▸ TASK DIRECTIONS
Work out how many lines of the listing hold the string "name", then answer with that number and nothing else.

▸ DATA FOR THIS EXERCISE
________

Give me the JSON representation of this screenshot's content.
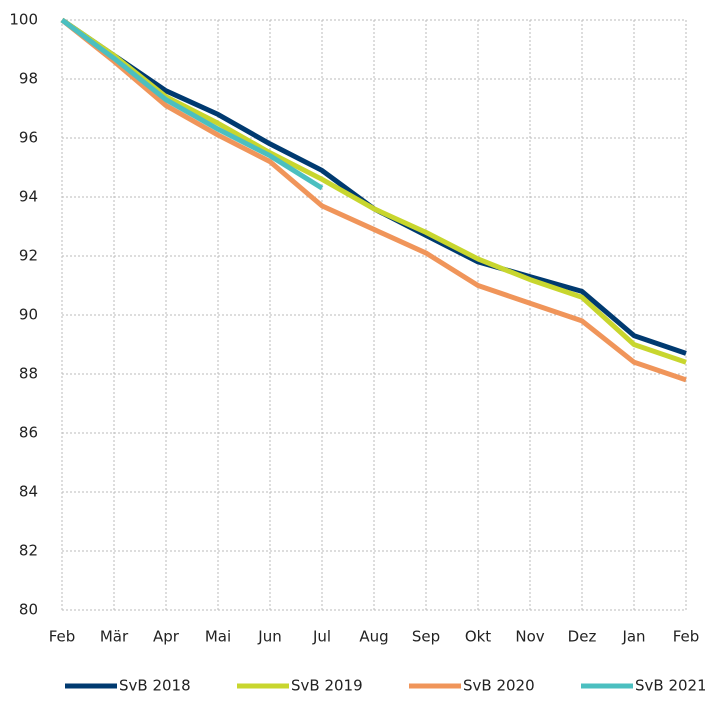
{
  "chart_data": {
    "type": "line",
    "categories": [
      "Feb",
      "Mär",
      "Apr",
      "Mai",
      "Jun",
      "Jul",
      "Aug",
      "Sep",
      "Okt",
      "Nov",
      "Dez",
      "Jan",
      "Feb"
    ],
    "series": [
      {
        "name": "SvB 2018",
        "color": "#003a70",
        "values": [
          100,
          98.8,
          97.6,
          96.8,
          95.8,
          94.9,
          93.6,
          92.7,
          91.8,
          91.3,
          90.8,
          89.3,
          88.7
        ]
      },
      {
        "name": "SvB 2019",
        "color": "#c8d62e",
        "values": [
          100,
          98.8,
          97.4,
          96.5,
          95.5,
          94.6,
          93.6,
          92.8,
          91.9,
          91.2,
          90.6,
          89.0,
          88.4
        ]
      },
      {
        "name": "SvB 2020",
        "color": "#f0955a",
        "values": [
          100,
          98.6,
          97.1,
          96.1,
          95.2,
          93.7,
          92.9,
          92.1,
          91.0,
          90.4,
          89.8,
          88.4,
          87.8
        ]
      },
      {
        "name": "SvB 2021",
        "color": "#4bbfc0",
        "values": [
          100,
          98.7,
          97.3,
          96.3,
          95.4,
          94.3,
          null,
          null,
          null,
          null,
          null,
          null,
          null
        ]
      }
    ],
    "ylim": [
      80,
      100
    ],
    "yticks": [
      80,
      82,
      84,
      86,
      88,
      90,
      92,
      94,
      96,
      98,
      100
    ],
    "grid": true,
    "legend": "bottom"
  }
}
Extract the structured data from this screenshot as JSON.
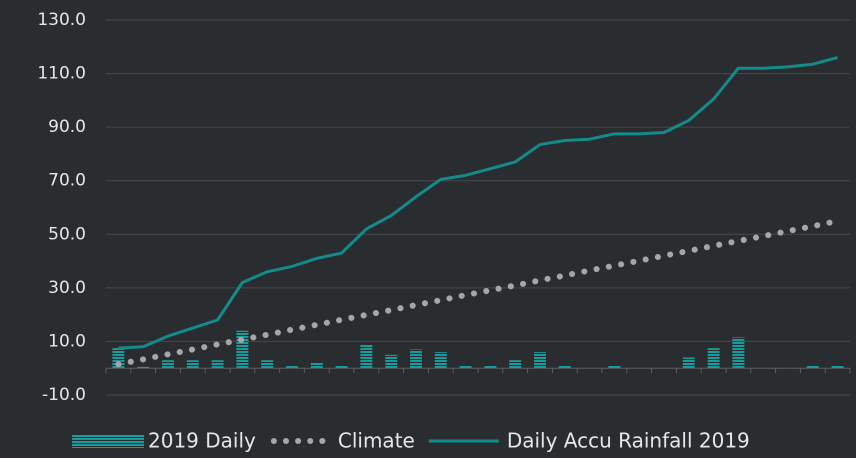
{
  "chart_data": {
    "type": "combo",
    "categories": [
      null,
      null,
      null,
      null,
      null,
      null,
      null,
      null,
      null,
      null,
      null,
      null,
      null,
      null,
      null,
      null,
      null,
      null,
      null,
      null,
      null,
      null,
      null,
      null,
      null,
      null,
      null,
      null,
      null,
      null
    ],
    "series": [
      {
        "name": "2019 Daily",
        "type": "bar",
        "color": "#1a9a9a",
        "values": [
          7.5,
          0.5,
          3,
          3,
          3,
          14,
          3,
          1,
          2,
          1,
          9,
          5,
          7,
          6,
          1,
          1,
          3,
          6,
          1,
          0,
          1,
          0,
          0,
          4,
          7.5,
          11.5,
          0,
          0,
          1,
          1
        ]
      },
      {
        "name": "Climate",
        "type": "dotted-line",
        "color": "#a6a6a6",
        "values": [
          1.5,
          3.3,
          5.2,
          7,
          8.9,
          10.7,
          12.5,
          14.4,
          16.2,
          18.1,
          19.9,
          21.7,
          23.6,
          25.4,
          27.3,
          29.1,
          30.9,
          32.8,
          34.6,
          36.5,
          38.3,
          40.1,
          42,
          43.8,
          45.7,
          47.5,
          49.3,
          51.2,
          53,
          55
        ]
      },
      {
        "name": "Daily Accu Rainfall 2019",
        "type": "line",
        "color": "#148a8a",
        "values": [
          7.5,
          8,
          12,
          15,
          18,
          32,
          36,
          38,
          41,
          43,
          52,
          57,
          64,
          70.5,
          72,
          74.5,
          77,
          83.5,
          85,
          85.5,
          87.5,
          87.5,
          88,
          92.5,
          100.5,
          112,
          112,
          112.5,
          113.5,
          116
        ]
      }
    ],
    "ylim": [
      -10,
      130
    ],
    "yticks": [
      {
        "value": -10,
        "label": "-10.0"
      },
      {
        "value": 10,
        "label": "10.0"
      },
      {
        "value": 30,
        "label": "30.0"
      },
      {
        "value": 50,
        "label": "50.0"
      },
      {
        "value": 70,
        "label": "70.0"
      },
      {
        "value": 90,
        "label": "90.0"
      },
      {
        "value": 110,
        "label": "110.0"
      },
      {
        "value": 130,
        "label": "130.0"
      }
    ],
    "grid": true
  }
}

________

▸ RESPONSE FOR THIS EXERCISE
7